Search the records for "הסקר" and copy each line that holds it.

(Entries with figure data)
------------------------------------------------

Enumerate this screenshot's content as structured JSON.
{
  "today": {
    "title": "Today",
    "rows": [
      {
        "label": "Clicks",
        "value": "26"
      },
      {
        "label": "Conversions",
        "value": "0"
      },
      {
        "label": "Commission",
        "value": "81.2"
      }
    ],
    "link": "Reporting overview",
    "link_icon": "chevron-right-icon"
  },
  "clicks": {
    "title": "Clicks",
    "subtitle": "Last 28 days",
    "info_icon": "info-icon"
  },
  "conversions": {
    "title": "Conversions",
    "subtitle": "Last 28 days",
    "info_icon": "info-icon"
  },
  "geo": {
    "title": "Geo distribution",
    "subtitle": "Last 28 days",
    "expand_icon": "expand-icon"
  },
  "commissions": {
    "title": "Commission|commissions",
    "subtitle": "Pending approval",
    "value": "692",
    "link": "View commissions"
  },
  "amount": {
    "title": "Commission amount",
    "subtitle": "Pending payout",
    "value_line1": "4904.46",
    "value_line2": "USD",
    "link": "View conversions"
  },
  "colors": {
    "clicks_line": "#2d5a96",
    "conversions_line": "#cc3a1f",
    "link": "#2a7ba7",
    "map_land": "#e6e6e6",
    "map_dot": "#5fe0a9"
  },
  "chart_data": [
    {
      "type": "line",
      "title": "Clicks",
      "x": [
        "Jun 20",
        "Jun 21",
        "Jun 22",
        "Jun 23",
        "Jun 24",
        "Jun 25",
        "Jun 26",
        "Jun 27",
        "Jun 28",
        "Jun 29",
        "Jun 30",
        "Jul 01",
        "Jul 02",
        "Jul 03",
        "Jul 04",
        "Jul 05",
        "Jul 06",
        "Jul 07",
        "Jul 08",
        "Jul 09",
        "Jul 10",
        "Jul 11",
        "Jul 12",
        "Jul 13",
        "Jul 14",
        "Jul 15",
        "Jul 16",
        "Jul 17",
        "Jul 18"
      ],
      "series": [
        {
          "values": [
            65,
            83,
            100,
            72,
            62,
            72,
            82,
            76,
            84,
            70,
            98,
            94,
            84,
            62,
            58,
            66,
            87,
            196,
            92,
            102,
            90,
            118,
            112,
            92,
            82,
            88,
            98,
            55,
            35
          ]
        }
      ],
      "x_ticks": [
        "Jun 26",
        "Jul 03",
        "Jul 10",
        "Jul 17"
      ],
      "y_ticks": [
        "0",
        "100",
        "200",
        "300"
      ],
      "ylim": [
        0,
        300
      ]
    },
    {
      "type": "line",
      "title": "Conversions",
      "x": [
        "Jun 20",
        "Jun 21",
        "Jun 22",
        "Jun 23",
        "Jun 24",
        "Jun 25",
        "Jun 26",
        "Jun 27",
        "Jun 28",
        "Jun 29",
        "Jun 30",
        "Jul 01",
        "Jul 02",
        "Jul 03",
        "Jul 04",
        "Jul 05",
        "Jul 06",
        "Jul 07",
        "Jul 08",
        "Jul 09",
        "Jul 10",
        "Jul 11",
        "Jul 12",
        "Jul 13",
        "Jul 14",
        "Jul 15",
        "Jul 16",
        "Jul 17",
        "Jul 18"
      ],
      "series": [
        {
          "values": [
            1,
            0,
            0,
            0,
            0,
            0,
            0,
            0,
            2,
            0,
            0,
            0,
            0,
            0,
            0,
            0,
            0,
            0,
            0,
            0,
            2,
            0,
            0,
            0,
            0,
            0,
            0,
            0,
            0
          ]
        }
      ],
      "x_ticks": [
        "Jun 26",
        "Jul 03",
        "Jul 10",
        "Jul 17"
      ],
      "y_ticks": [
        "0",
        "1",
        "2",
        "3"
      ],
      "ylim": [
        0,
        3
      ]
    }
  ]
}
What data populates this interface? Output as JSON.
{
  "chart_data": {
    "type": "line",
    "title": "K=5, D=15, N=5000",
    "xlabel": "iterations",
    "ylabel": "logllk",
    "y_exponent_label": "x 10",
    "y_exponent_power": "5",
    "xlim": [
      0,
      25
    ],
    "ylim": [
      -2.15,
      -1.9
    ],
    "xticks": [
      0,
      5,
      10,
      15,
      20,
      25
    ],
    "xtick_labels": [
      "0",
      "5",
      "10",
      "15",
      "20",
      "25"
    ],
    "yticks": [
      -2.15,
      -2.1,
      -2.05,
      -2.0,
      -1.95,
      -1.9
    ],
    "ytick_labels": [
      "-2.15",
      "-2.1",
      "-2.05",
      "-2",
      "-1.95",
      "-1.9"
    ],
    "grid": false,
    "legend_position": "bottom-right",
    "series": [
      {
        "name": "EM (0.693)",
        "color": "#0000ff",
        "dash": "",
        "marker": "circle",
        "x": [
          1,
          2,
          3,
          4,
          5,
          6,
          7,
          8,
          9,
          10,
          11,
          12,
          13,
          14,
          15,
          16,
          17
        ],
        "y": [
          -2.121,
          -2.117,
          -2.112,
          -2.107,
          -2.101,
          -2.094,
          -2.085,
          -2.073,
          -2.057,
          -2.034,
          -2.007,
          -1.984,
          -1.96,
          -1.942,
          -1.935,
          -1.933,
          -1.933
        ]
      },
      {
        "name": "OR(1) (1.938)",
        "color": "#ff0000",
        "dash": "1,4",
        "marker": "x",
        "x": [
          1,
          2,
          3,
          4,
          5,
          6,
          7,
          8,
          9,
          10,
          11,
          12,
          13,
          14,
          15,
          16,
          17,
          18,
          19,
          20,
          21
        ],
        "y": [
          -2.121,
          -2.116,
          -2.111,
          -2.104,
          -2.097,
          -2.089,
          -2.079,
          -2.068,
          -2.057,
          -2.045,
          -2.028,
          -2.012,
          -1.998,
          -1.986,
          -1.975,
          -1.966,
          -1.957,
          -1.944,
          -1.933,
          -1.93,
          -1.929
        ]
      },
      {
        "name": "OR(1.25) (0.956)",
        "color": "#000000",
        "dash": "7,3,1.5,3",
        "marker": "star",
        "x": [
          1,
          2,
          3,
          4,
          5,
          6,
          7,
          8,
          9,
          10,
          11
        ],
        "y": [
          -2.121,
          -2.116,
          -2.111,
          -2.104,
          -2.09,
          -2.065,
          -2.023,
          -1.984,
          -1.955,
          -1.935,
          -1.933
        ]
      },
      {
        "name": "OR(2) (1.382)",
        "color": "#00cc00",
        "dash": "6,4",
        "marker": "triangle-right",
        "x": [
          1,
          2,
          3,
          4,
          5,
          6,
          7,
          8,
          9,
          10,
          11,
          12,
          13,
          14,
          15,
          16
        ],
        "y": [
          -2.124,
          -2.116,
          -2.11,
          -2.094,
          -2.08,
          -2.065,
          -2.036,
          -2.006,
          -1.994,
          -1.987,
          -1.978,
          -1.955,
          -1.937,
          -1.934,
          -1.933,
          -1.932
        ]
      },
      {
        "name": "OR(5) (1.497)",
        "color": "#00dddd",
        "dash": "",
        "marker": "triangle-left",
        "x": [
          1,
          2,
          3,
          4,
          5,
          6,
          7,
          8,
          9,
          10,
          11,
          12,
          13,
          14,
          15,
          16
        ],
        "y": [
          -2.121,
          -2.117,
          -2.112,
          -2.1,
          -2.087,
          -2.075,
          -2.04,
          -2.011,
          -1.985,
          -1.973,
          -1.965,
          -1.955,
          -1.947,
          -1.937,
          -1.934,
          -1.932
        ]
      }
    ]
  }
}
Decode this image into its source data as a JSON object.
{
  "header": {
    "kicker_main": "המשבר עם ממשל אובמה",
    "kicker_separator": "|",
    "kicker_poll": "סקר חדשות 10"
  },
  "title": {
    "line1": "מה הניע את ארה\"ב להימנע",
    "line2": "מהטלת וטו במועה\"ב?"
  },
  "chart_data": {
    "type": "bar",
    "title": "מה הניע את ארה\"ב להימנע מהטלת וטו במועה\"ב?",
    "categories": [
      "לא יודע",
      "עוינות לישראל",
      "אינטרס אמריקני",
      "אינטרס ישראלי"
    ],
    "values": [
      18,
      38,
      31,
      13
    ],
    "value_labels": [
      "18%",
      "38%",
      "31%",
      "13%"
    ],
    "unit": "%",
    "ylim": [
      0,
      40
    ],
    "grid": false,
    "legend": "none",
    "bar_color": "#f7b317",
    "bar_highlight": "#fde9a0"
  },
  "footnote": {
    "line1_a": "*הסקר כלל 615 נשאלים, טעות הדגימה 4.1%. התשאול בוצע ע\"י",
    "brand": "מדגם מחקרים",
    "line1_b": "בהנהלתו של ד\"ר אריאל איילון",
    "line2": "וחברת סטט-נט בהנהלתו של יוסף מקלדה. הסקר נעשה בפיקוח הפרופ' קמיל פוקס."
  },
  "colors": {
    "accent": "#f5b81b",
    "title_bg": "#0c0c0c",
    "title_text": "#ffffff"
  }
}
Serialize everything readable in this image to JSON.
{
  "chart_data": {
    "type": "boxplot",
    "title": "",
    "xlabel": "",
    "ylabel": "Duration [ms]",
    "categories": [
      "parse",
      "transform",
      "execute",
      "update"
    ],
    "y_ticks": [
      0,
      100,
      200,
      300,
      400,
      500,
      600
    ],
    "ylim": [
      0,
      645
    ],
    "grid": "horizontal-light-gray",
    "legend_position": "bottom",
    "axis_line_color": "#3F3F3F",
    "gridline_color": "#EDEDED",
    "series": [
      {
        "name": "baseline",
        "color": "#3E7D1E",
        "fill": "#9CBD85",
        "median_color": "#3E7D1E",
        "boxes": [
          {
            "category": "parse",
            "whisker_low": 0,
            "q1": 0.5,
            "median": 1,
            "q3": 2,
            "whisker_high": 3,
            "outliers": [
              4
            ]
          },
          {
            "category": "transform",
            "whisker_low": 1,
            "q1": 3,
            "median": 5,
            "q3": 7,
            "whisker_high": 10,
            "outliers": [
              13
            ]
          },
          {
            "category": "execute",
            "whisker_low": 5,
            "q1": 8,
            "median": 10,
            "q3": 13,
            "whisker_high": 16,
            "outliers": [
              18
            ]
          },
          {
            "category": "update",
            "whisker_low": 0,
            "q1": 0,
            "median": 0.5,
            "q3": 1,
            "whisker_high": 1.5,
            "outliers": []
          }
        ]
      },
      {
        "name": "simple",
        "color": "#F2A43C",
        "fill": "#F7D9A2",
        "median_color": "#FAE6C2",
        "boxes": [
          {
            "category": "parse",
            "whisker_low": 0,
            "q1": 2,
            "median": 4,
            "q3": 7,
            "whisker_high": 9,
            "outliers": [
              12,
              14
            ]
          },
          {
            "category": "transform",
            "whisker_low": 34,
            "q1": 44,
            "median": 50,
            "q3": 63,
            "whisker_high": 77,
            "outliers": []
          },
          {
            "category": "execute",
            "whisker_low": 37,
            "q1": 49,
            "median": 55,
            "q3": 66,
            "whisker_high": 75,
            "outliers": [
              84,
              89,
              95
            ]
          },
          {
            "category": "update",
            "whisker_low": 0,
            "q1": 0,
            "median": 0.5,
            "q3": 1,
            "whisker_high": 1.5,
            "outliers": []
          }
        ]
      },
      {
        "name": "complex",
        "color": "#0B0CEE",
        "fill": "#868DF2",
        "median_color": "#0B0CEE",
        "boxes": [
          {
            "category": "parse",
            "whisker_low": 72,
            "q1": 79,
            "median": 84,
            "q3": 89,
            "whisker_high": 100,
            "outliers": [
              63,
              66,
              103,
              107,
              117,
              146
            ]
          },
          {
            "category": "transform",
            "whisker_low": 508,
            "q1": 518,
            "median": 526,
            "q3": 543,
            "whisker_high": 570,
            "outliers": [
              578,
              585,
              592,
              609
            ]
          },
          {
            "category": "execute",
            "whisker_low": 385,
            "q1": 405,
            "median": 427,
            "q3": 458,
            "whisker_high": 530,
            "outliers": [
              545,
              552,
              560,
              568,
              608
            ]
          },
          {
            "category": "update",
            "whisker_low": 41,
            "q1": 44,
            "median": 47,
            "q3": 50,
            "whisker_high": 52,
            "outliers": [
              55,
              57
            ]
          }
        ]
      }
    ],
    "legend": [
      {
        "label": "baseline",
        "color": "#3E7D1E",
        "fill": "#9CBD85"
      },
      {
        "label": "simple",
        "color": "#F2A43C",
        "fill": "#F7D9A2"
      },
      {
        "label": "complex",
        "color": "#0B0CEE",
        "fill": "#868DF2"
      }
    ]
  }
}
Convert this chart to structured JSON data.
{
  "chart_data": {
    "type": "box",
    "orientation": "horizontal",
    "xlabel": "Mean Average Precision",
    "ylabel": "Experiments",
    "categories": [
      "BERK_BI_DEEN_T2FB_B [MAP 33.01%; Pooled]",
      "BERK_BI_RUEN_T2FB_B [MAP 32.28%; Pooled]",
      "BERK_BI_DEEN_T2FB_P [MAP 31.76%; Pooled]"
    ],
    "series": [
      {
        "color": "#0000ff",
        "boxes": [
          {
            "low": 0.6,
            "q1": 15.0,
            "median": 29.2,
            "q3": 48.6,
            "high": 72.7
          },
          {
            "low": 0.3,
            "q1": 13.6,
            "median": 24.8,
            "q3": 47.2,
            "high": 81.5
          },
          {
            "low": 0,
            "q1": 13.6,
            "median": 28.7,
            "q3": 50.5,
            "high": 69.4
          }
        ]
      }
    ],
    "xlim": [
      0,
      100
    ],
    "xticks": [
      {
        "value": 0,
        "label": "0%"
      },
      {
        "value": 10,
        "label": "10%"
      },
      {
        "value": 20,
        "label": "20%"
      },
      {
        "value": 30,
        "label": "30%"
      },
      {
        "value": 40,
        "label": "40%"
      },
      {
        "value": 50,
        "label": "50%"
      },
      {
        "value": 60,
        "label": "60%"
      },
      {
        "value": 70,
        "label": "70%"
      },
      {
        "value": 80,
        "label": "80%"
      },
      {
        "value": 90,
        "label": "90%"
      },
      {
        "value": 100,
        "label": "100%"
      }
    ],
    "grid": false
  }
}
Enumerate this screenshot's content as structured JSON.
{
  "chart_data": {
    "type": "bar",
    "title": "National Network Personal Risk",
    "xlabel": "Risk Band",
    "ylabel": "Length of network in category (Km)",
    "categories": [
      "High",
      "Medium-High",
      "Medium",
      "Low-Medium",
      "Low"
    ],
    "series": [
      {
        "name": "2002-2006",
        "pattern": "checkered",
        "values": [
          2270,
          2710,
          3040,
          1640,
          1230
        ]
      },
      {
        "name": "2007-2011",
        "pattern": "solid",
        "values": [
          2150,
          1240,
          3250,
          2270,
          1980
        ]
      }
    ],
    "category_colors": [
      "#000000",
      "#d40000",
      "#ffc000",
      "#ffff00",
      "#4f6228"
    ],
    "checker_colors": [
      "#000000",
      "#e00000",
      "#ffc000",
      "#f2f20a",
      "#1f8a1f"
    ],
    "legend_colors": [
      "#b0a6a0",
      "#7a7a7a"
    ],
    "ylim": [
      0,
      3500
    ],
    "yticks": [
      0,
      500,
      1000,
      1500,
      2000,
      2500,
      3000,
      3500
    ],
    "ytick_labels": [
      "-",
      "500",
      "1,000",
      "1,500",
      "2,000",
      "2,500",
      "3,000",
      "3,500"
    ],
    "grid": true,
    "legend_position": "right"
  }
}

------------------------------------------------

* [SOLUTION TO THE PROBLEM]:
    "line1_a": "*הסקר כלל 615 נשאלים, טעות הדגימה 4.1%. התשאול בוצע ע\"י",
    "line2": "וחברת סטט-נט בהנהלתו של יוסף מקלדה. הסקר נעשה בפיקוח הפרופ' קמיל פוקס."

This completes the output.